What is being asked: Read the records below. Copy each line where the string "document" occurs.

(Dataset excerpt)
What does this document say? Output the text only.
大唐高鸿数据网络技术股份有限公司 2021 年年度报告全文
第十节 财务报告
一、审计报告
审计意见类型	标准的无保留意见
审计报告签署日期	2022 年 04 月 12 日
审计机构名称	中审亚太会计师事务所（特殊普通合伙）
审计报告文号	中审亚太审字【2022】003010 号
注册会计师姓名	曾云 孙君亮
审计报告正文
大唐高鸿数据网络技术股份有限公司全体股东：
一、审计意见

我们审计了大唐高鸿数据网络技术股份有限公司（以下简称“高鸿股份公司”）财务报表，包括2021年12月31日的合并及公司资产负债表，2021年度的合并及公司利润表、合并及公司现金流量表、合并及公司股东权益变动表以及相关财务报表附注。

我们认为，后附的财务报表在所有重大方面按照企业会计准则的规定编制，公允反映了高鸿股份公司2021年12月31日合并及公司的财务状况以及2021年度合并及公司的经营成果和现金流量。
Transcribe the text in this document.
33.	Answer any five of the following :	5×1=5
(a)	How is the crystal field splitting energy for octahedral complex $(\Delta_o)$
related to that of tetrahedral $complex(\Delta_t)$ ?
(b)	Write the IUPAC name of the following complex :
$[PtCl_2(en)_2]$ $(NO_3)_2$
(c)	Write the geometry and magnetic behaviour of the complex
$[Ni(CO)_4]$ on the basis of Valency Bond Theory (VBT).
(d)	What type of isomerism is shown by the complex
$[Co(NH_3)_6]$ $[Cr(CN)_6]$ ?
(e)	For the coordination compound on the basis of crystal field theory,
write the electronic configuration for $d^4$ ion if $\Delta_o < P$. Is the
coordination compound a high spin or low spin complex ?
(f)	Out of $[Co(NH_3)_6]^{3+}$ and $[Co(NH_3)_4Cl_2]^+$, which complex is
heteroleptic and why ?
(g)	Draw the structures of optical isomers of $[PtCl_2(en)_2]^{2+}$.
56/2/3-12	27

The result:
What does this document say? Output the text only.
Transcribe the text in this document.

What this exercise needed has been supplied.